**Task brief**. Set down each line of the material that follows, exactly, with no pictures.

====

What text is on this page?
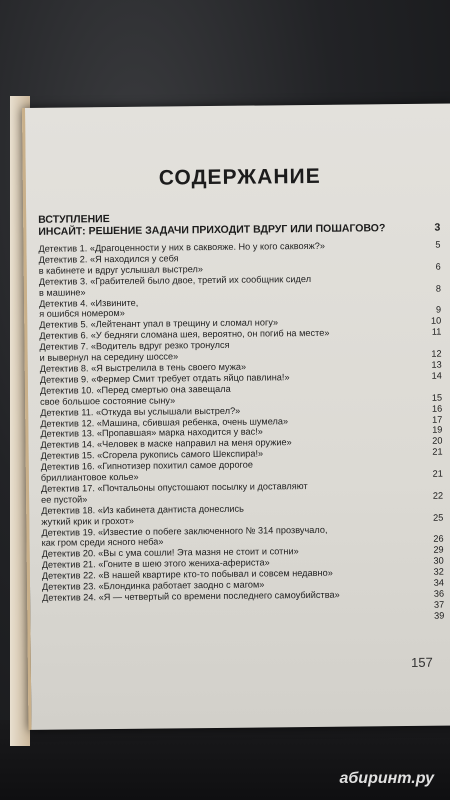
СОДЕРЖАНИЕ
ВСТУПЛЕНИЕ
ИНСАЙТ: РЕШЕНИЕ ЗАДАЧИ ПРИХОДИТ ВДРУГ ИЛИ ПОШАГОВО?	3
Детектив 1. «Драгоценности у них в саквояже. Но у кого саквояж?»	5
Детектив 2. «Я находился у себя
в кабинете и вдруг услышал выстрел»	6
Детектив 3. «Грабителей было двое, третий их сообщник сидел
в машине»	8
Детектив 4. «Извините,
я ошибся номером»	9
Детектив 5. «Лейтенант упал в трещину и сломал ногу»	10
Детектив 6. «У бедняги сломана шея, вероятно, он погиб на месте»	11
Детектив 7. «Водитель вдруг резко тронулся
и вывернул на середину шоссе»	12
Детектив 8. «Я выстрелила в тень своего мужа»	13
Детектив 9. «Фермер Смит требует отдать яйцо павлина!»	14
Детектив 10. «Перед смертью она завещала
свое большое состояние сыну»	15
Детектив 11. «Откуда вы услышали выстрел?»	16
Детектив 12. «Машина, сбившая ребенка, очень шумела»	17
Детектив 13. «Пропавшая» марка находится у вас!»	19
Детектив 14. «Человек в маске направил на меня оружие»	20
Детектив 15. «Сгорела рукопись самого Шекспира!»	21
Детектив 16. «Гипнотизер похитил самое дорогое
бриллиантовое колье»	21
Детектив 17. «Почтальоны опустошают посылку и доставляют
ее пустой»	22
Детектив 18. «Из кабинета дантиста донеслись
жуткий крик и грохот»	25
Детектив 19. «Известие о побеге заключенного № 314 прозвучало,
как гром среди ясного неба»	26
Детектив 20. «Вы с ума сошли! Эта мазня не стоит и сотни»	29
Детектив 21. «Гоните в шею этого жениха-афериста»	30
Детектив 22. «В нашей квартире кто-то побывал и совсем недавно»	32
Детектив 23. «Блондинка работает заодно с магом»	34
Детектив 24. «Я — четвертый со времени последнего самоубийства»	36

37

39
157
абиринт.ру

====

**Written response**.
What text is on this page?
СОДЕРЖАНИЕ
ВСТУПЛЕНИЕ
ИНСАЙТ: РЕШЕНИЕ ЗАДАЧИ ПРИХОДИТ ВДРУГ ИЛИ ПОШАГОВО?	3
Детектив 1. «Драгоценности у них в саквояже. Но у кого саквояж?»	5
Детектив 2. «Я находился у себя
в кабинете и вдруг услышал выстрел»	6
Детектив 3. «Грабителей было двое, третий их сообщник сидел
в машине»	8
Детектив 4. «Извините,
я ошибся номером»	9
Детектив 5. «Лейтенант упал в трещину и сломал ногу»	10
Детектив 6. «У бедняги сломана шея, вероятно, он погиб на месте»	11
Детектив 7. «Водитель вдруг резко тронулся
и вывернул на середину шоссе»	12
Детектив 8. «Я выстрелила в тень своего мужа»	13
Детектив 9. «Фермер Смит требует отдать яйцо павлина!»	14
Детектив 10. «Перед смертью она завещала
свое большое состояние сыну»	15
Детектив 11. «Откуда вы услышали выстрел?»	16
Детектив 12. «Машина, сбившая ребенка, очень шумела»	17
Детектив 13. «Пропавшая» марка находится у вас!»	19
Детектив 14. «Человек в маске направил на меня оружие»	20
Детектив 15. «Сгорела рукопись самого Шекспира!»	21
Детектив 16. «Гипнотизер похитил самое дорогое
бриллиантовое колье»	21
Детектив 17. «Почтальоны опустошают посылку и доставляют
ее пустой»	22
Детектив 18. «Из кабинета дантиста донеслись
жуткий крик и грохот»	25
Детектив 19. «Известие о побеге заключенного № 314 прозвучало,
как гром среди ясного неба»	26
Детектив 20. «Вы с ума сошли! Эта мазня не стоит и сотни»	29
Детектив 21. «Гоните в шею этого жениха-афериста»	30
Детектив 22. «В нашей квартире кто-то побывал и совсем недавно»	32
Детектив 23. «Блондинка работает заодно с магом»	34
Детектив 24. «Я — четвертый со времени последнего самоубийства»	36

37

39
157
абиринт.ру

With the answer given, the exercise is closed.